Work required
Present every line in which the string "icon" appears.

Entries supplied
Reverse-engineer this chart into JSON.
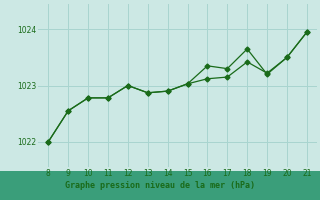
{
  "x": [
    8,
    9,
    10,
    11,
    12,
    13,
    14,
    15,
    16,
    17,
    18,
    19,
    20,
    21
  ],
  "series1": [
    1022.0,
    1022.55,
    1022.78,
    1022.78,
    1023.0,
    1022.87,
    1022.9,
    1023.03,
    1023.12,
    1023.15,
    1023.42,
    1023.22,
    1023.5,
    1023.95
  ],
  "series2": [
    1022.0,
    1022.55,
    1022.78,
    1022.78,
    1023.0,
    1022.87,
    1022.9,
    1023.03,
    1023.35,
    1023.3,
    1023.65,
    1023.2,
    1023.5,
    1023.95
  ],
  "line_color": "#1a6b1a",
  "bg_color": "#cce8e4",
  "grid_color": "#a8d4cf",
  "tick_color": "#1a6b1a",
  "yticks": [
    1022,
    1023,
    1024
  ],
  "ylim": [
    1021.55,
    1024.45
  ],
  "xlim": [
    7.5,
    21.5
  ],
  "footer_bg": "#3a9e7a",
  "footer_text": "Graphe pression niveau de la mer (hPa)",
  "footer_text_color": "#1a6b1a",
  "marker": "D",
  "markersize": 2.5
}
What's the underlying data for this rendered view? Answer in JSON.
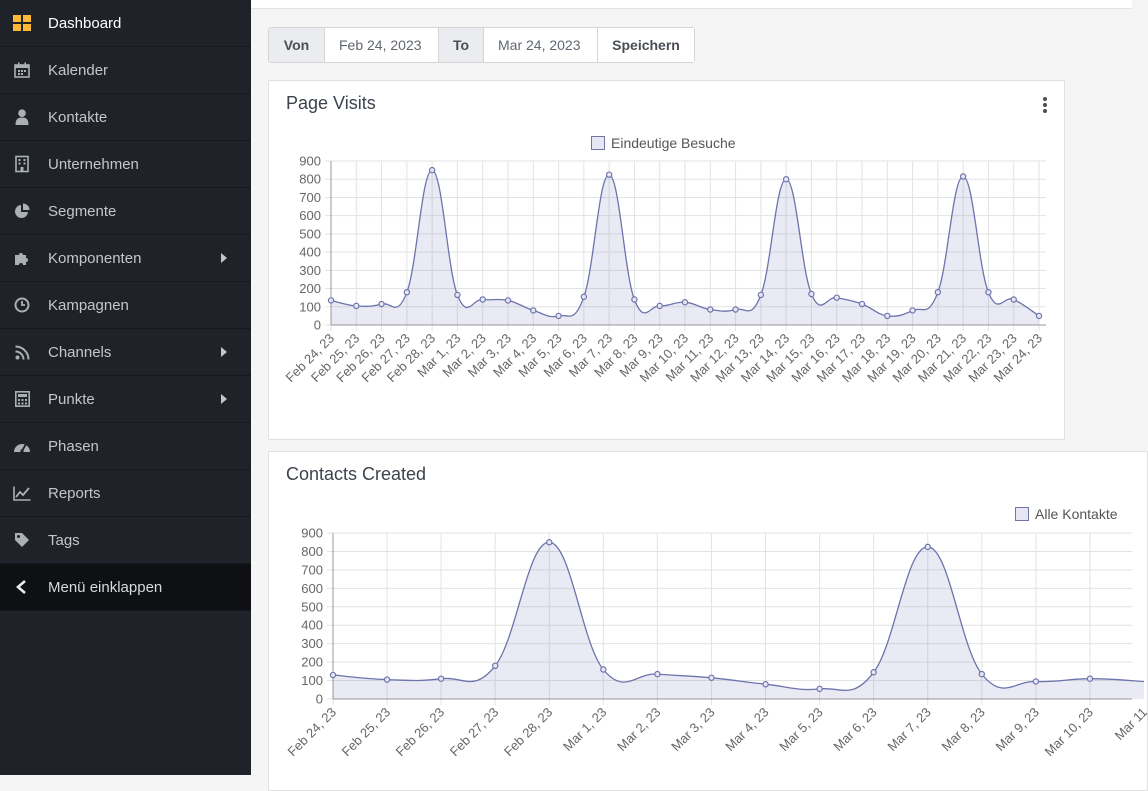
{
  "sidebar": {
    "items": [
      {
        "label": "Dashboard",
        "icon": "dashboard-icon",
        "active": true
      },
      {
        "label": "Kalender",
        "icon": "calendar-icon"
      },
      {
        "label": "Kontakte",
        "icon": "user-icon"
      },
      {
        "label": "Unternehmen",
        "icon": "building-icon"
      },
      {
        "label": "Segmente",
        "icon": "pie-chart-icon"
      },
      {
        "label": "Komponenten",
        "icon": "puzzle-icon",
        "submenu": true
      },
      {
        "label": "Kampagnen",
        "icon": "clock-icon"
      },
      {
        "label": "Channels",
        "icon": "rss-icon",
        "submenu": true
      },
      {
        "label": "Punkte",
        "icon": "calculator-icon",
        "submenu": true
      },
      {
        "label": "Phasen",
        "icon": "tachometer-icon"
      },
      {
        "label": "Reports",
        "icon": "line-chart-icon"
      },
      {
        "label": "Tags",
        "icon": "tag-icon"
      }
    ],
    "collapse_label": "Menü einklappen",
    "accent_color": "#fdb933"
  },
  "date_filter": {
    "from_label": "Von",
    "from_value": "Feb 24, 2023",
    "to_label": "To",
    "to_value": "Mar 24, 2023",
    "save_label": "Speichern"
  },
  "panels": {
    "page_visits": {
      "title": "Page Visits"
    },
    "contacts_created": {
      "title": "Contacts Created"
    }
  },
  "chart_data": [
    {
      "type": "area",
      "title": "Page Visits",
      "categories": [
        "Feb 24, 23",
        "Feb 25, 23",
        "Feb 26, 23",
        "Feb 27, 23",
        "Feb 28, 23",
        "Mar 1, 23",
        "Mar 2, 23",
        "Mar 3, 23",
        "Mar 4, 23",
        "Mar 5, 23",
        "Mar 6, 23",
        "Mar 7, 23",
        "Mar 8, 23",
        "Mar 9, 23",
        "Mar 10, 23",
        "Mar 11, 23",
        "Mar 12, 23",
        "Mar 13, 23",
        "Mar 14, 23",
        "Mar 15, 23",
        "Mar 16, 23",
        "Mar 17, 23",
        "Mar 18, 23",
        "Mar 19, 23",
        "Mar 20, 23",
        "Mar 21, 23",
        "Mar 22, 23",
        "Mar 23, 23",
        "Mar 24, 23"
      ],
      "series": [
        {
          "name": "Eindeutige Besuche",
          "values": [
            135,
            105,
            115,
            180,
            850,
            165,
            140,
            135,
            80,
            50,
            155,
            825,
            140,
            105,
            125,
            85,
            85,
            165,
            800,
            170,
            150,
            115,
            50,
            80,
            180,
            815,
            180,
            140,
            50
          ]
        }
      ],
      "ylim": [
        0,
        900
      ],
      "yticks": [
        0,
        100,
        200,
        300,
        400,
        500,
        600,
        700,
        800,
        900
      ],
      "grid": true,
      "legend_position": "top",
      "color": "#6d74ad"
    },
    {
      "type": "area",
      "title": "Contacts Created",
      "categories": [
        "Feb 24, 23",
        "Feb 25, 23",
        "Feb 26, 23",
        "Feb 27, 23",
        "Feb 28, 23",
        "Mar 1, 23",
        "Mar 2, 23",
        "Mar 3, 23",
        "Mar 4, 23",
        "Mar 5, 23",
        "Mar 6, 23",
        "Mar 7, 23",
        "Mar 8, 23",
        "Mar 9, 23",
        "Mar 10, 23",
        "Mar 11"
      ],
      "series": [
        {
          "name": "Alle Kontakte",
          "values": [
            130,
            105,
            110,
            180,
            850,
            160,
            135,
            115,
            80,
            55,
            145,
            825,
            135,
            95,
            110,
            95
          ]
        }
      ],
      "ylim": [
        0,
        900
      ],
      "yticks": [
        0,
        100,
        200,
        300,
        400,
        500,
        600,
        700,
        800,
        900
      ],
      "grid": true,
      "legend_position": "top-right",
      "color": "#6d74ad"
    }
  ]
}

Answer to this exercise
        "icon": "dashboard-icon",
        "icon": "calendar-icon"
        "icon": "user-icon"
        "icon": "building-icon"
        "icon": "pie-chart-icon"
        "icon": "puzzle-icon",
        "icon": "clock-icon"
        "icon": "rss-icon",
        "icon": "calculator-icon",
        "icon": "tachometer-icon"
        "icon": "line-chart-icon"
        "icon": "tag-icon"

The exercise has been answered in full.